● Required task
Wherever "Documents" appears in a line, copy that line.

───── Stored rows ─────

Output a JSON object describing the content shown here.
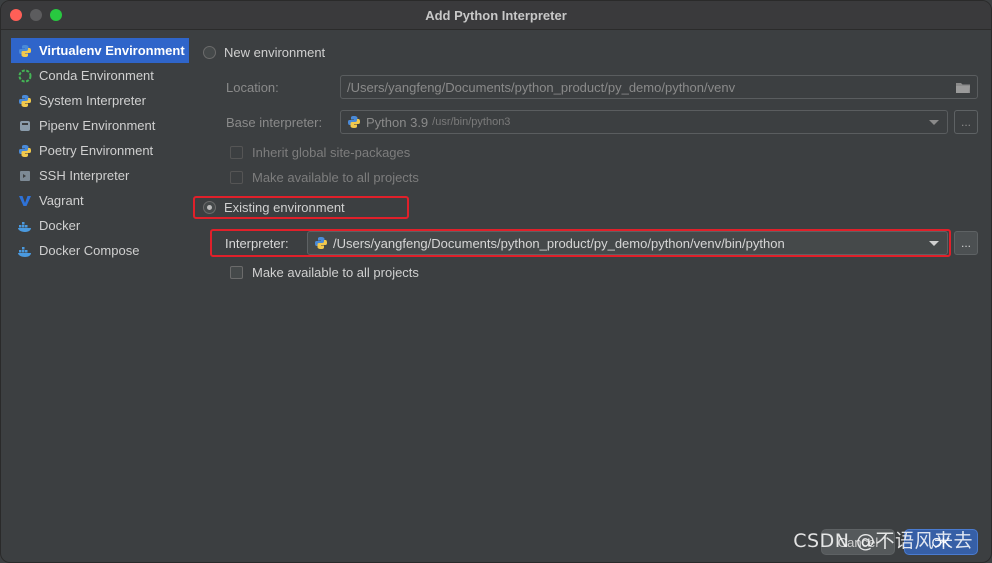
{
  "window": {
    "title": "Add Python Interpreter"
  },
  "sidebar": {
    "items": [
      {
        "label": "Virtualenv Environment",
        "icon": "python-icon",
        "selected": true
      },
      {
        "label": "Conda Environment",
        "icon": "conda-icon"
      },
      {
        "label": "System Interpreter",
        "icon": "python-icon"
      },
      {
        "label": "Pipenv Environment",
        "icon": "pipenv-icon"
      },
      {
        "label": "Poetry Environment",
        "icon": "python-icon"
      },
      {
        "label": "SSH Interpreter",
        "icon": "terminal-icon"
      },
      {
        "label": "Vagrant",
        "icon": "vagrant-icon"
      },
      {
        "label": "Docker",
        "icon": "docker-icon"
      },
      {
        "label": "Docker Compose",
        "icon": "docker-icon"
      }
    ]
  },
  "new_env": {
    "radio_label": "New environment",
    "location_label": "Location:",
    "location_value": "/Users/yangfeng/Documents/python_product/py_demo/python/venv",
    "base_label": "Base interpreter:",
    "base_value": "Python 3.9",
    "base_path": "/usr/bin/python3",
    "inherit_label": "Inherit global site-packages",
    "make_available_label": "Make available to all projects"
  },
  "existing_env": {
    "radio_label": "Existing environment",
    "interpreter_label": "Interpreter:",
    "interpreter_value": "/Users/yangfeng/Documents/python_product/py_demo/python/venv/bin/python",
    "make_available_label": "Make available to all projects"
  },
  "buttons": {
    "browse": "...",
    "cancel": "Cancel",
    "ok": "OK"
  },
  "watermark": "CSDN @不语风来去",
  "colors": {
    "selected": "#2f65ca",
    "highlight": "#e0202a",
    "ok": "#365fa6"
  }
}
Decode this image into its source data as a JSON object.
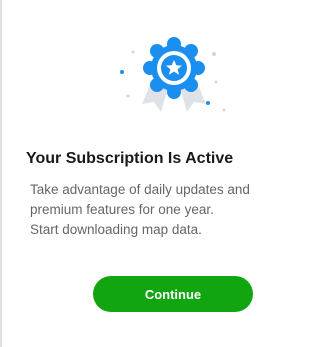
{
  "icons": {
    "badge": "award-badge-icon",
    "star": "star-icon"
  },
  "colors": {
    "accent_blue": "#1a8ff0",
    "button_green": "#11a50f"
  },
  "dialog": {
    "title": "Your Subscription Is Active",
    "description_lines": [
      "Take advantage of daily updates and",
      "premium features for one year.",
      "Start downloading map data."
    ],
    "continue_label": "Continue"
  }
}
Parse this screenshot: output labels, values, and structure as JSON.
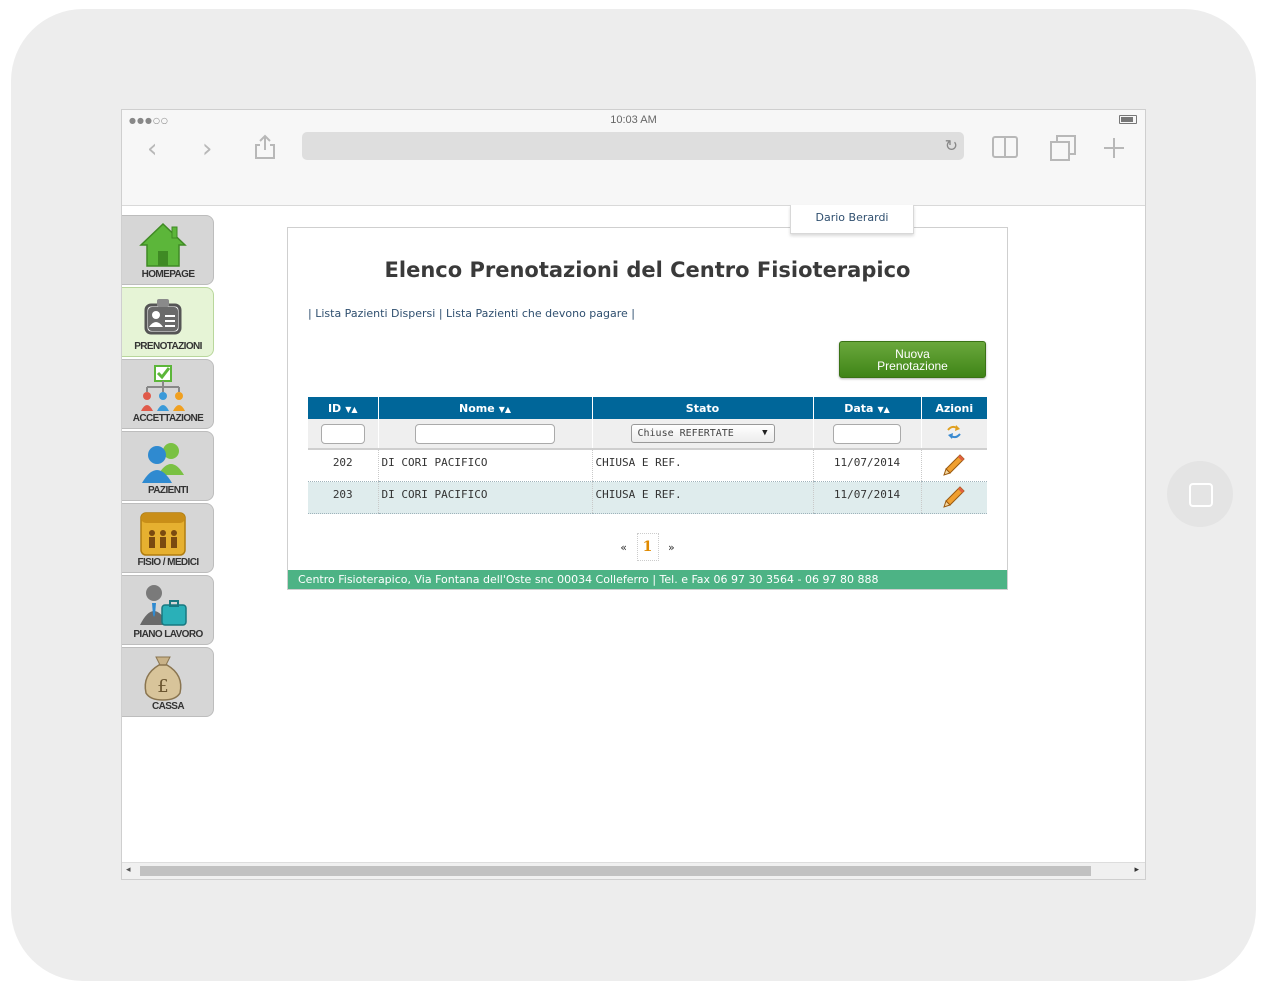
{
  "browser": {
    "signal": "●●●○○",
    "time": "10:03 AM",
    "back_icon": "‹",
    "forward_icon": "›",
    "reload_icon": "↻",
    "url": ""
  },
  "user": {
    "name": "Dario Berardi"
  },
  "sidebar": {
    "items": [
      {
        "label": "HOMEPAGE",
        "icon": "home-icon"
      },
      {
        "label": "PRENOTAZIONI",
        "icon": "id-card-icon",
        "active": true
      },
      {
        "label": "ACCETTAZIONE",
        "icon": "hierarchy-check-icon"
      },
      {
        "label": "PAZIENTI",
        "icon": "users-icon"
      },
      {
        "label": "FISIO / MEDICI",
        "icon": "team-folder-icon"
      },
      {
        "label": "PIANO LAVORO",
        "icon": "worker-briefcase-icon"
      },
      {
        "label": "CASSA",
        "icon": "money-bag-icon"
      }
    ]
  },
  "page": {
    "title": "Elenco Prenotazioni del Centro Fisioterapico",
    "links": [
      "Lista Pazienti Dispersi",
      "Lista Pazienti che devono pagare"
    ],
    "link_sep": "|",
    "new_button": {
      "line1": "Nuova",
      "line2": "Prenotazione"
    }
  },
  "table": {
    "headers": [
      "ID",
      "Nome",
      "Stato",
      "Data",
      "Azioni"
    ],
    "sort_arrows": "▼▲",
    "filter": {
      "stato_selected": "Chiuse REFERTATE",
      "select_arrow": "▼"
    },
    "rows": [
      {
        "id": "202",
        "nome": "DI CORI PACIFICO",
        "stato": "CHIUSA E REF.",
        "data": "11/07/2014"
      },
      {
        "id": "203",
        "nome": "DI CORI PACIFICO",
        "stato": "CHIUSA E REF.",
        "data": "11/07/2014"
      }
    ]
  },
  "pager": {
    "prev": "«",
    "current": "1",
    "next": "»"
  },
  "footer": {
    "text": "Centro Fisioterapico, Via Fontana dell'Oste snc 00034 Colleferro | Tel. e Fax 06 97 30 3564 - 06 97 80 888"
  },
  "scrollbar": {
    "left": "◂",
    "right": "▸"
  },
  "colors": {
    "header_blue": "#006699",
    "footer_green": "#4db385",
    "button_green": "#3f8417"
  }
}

─────
───── Stored rows ─────

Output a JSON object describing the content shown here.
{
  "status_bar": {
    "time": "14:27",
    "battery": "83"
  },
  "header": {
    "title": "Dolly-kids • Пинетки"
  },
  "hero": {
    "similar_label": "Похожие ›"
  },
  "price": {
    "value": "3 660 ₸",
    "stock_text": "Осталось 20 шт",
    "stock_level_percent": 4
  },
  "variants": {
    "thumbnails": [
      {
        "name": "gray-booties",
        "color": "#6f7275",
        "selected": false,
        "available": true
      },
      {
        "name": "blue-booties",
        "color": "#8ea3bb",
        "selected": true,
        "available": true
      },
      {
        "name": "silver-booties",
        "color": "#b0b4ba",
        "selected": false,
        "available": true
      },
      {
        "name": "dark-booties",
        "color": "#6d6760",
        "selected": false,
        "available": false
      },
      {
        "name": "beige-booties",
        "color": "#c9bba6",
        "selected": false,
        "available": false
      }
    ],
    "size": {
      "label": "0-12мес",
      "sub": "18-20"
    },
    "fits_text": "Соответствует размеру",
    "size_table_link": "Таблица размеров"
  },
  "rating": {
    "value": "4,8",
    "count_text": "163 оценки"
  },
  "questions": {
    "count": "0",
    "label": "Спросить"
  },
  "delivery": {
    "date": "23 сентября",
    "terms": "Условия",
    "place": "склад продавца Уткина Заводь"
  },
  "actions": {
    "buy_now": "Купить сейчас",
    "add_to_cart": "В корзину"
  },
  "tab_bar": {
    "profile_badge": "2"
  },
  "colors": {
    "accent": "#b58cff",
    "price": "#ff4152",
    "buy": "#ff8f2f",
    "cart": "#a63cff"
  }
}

─────
───── Stored rows ─────

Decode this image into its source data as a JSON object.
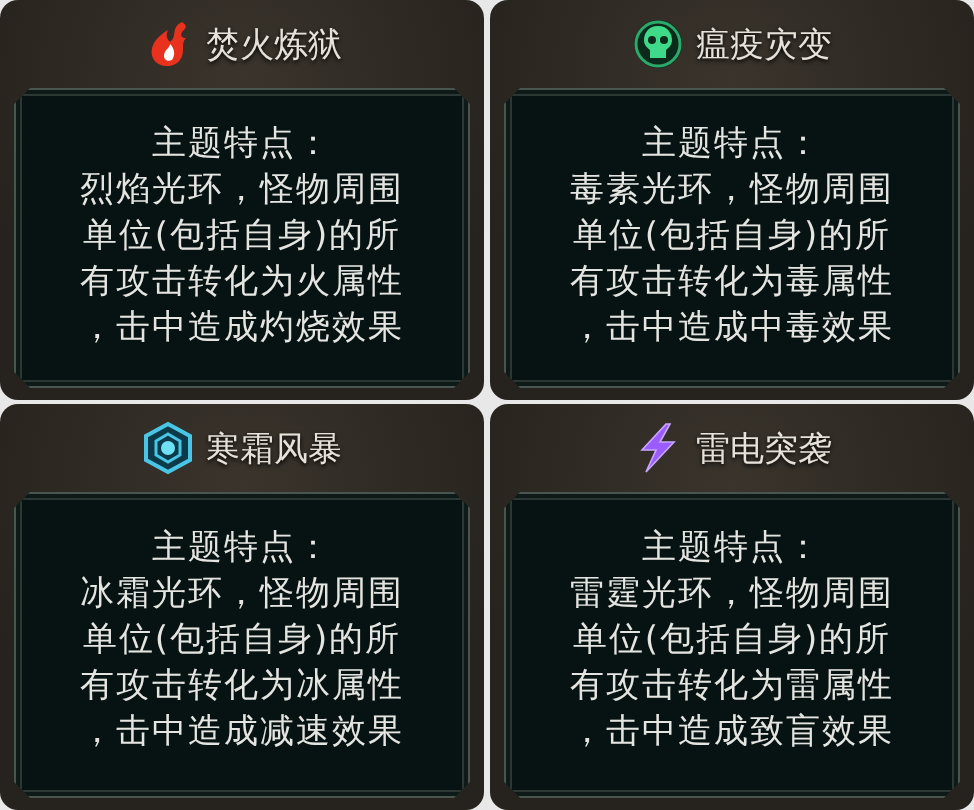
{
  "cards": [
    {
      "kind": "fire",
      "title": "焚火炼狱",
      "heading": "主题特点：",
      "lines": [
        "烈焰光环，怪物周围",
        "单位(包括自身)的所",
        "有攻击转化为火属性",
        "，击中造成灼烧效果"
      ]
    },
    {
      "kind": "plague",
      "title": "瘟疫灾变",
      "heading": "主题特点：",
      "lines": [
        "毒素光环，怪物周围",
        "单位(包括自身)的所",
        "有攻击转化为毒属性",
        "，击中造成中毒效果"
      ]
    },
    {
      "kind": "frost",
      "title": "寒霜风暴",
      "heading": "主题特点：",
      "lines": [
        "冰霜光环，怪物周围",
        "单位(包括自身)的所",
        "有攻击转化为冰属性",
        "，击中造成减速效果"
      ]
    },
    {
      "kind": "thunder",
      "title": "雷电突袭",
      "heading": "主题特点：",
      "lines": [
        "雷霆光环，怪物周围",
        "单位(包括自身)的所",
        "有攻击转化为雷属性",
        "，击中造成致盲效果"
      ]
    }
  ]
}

─────

● Response below
    "location_value": "/Users/yangfeng/Documents/python_product/py_demo/python/venv",
    "interpreter_value": "/Users/yangfeng/Documents/python_product/py_demo/python/venv/bin/python",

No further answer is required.